Give back each line of the listing below that contains the string "JSON".

○ ○ ○ ○ ○

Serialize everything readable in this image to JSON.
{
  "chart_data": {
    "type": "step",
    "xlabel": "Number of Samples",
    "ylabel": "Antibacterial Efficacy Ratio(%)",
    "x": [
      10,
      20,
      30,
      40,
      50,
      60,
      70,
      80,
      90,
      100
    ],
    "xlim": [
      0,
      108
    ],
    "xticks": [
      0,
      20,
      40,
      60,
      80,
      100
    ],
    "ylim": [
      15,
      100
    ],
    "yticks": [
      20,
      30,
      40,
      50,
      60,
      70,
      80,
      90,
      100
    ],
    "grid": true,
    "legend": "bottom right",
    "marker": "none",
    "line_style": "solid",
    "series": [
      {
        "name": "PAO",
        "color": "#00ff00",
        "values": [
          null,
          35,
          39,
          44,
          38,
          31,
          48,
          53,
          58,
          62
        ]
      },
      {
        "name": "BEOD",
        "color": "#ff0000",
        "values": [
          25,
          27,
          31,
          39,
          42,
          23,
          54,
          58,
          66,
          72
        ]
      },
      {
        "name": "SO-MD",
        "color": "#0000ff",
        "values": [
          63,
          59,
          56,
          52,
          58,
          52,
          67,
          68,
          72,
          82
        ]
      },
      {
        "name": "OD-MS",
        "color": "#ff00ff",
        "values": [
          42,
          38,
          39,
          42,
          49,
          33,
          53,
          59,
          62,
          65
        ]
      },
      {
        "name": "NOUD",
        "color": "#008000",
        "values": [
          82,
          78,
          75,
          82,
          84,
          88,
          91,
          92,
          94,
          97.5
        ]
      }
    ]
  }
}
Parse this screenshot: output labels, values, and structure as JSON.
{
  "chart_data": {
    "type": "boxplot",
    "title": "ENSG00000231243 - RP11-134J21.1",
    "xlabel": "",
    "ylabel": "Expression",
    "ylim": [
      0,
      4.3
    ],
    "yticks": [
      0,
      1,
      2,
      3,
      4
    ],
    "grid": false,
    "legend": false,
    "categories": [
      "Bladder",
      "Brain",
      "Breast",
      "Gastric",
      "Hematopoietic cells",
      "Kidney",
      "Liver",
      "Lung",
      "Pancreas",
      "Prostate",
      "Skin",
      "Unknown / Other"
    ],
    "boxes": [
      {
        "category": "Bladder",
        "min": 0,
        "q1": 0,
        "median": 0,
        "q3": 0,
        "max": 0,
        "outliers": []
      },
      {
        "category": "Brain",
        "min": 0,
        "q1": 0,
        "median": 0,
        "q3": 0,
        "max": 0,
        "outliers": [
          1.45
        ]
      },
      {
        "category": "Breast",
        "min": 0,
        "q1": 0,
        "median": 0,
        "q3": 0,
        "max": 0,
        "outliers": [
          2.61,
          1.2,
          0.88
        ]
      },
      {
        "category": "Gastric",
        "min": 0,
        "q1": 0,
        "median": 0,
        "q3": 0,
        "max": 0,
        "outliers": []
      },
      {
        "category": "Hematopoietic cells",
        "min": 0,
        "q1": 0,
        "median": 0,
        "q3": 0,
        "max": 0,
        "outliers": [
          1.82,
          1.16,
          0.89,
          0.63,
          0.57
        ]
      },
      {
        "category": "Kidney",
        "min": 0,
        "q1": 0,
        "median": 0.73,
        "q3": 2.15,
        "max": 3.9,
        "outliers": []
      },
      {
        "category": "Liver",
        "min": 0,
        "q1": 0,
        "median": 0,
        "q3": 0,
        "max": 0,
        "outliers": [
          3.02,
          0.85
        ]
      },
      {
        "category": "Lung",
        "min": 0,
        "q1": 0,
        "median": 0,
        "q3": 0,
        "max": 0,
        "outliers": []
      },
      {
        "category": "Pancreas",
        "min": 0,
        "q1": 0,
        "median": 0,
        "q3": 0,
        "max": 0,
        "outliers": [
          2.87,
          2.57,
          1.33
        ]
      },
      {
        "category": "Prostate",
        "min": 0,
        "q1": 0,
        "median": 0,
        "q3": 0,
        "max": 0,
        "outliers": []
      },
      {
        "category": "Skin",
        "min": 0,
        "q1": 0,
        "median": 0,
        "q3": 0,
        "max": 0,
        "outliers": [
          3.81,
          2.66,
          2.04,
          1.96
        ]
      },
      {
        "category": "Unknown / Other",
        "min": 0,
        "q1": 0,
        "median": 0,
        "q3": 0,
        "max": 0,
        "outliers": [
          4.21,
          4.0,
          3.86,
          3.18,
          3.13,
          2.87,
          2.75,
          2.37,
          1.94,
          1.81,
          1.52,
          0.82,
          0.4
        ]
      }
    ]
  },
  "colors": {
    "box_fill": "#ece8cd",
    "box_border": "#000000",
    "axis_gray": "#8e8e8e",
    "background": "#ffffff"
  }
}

○ ○ ○ ○ ○

WRITTEN ANSWER
Serialize everything readable in this image to JSON.
Parse this screenshot: output labels, values, and structure as JSON.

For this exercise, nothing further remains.